THE REQUEST: Going through the material below, please gather all lines with the word "Feature" in them.

GIVEN INFORMATION:
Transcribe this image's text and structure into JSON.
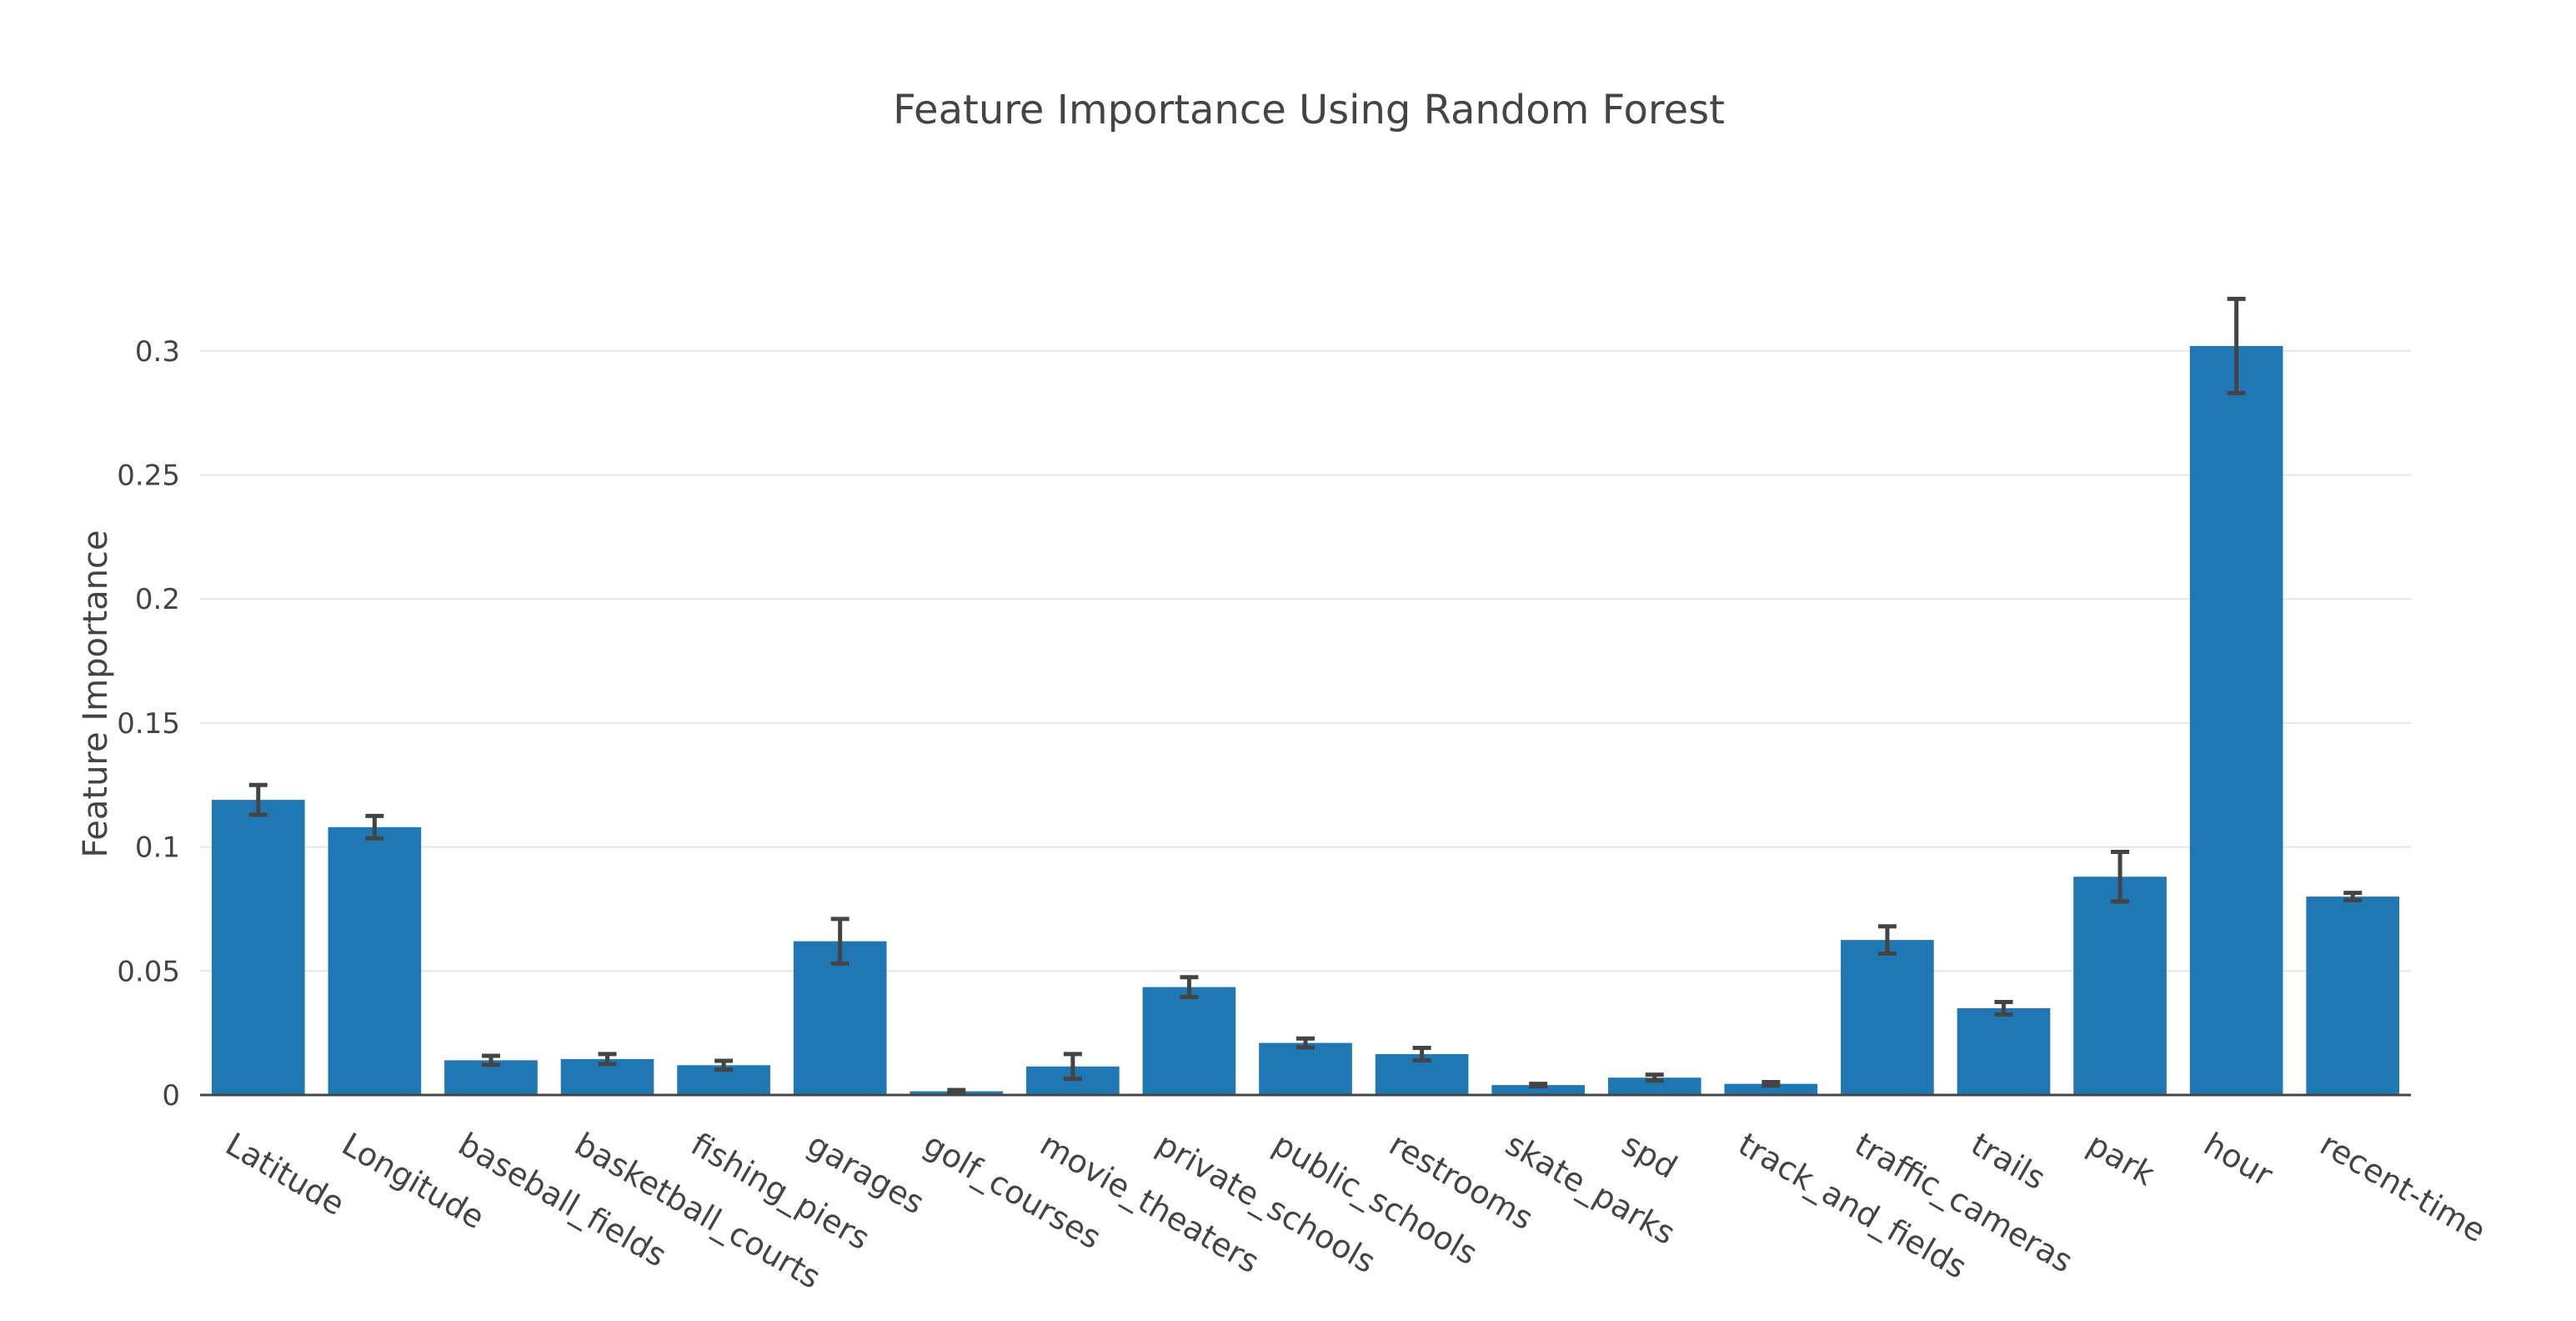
{
  "chart_data": {
    "type": "bar",
    "title": "Feature Importance Using Random Forest",
    "xlabel": "",
    "ylabel": "Feature Importance",
    "ylim": [
      0,
      0.32
    ],
    "yticks": [
      0,
      0.05,
      0.1,
      0.15,
      0.2,
      0.25,
      0.3
    ],
    "ytick_labels": [
      "0",
      "0.05",
      "0.1",
      "0.15",
      "0.2",
      "0.25",
      "0.3"
    ],
    "grid": true,
    "bar_color": "#1f77b4",
    "error_color": "#444444",
    "categories": [
      "Latitude",
      "Longitude",
      "baseball_fields",
      "basketball_courts",
      "fishing_piers",
      "garages",
      "golf_courses",
      "movie_theaters",
      "private_schools",
      "public_schools",
      "restrooms",
      "skate_parks",
      "spd",
      "track_and_fields",
      "traffic_cameras",
      "trails",
      "park",
      "hour",
      "recent-time"
    ],
    "values": [
      0.119,
      0.108,
      0.014,
      0.0145,
      0.012,
      0.062,
      0.0015,
      0.0115,
      0.0435,
      0.021,
      0.0165,
      0.004,
      0.007,
      0.0045,
      0.0625,
      0.035,
      0.088,
      0.302,
      0.08
    ],
    "errors": [
      0.006,
      0.0045,
      0.0018,
      0.002,
      0.0018,
      0.009,
      0.0005,
      0.005,
      0.004,
      0.0018,
      0.0025,
      0.0005,
      0.0012,
      0.0007,
      0.0055,
      0.0025,
      0.01,
      0.019,
      0.0015
    ]
  }
}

RESPONSE BELOW:
    "title": "Feature Importance Using Random Forest",
    "ylabel": "Feature Importance",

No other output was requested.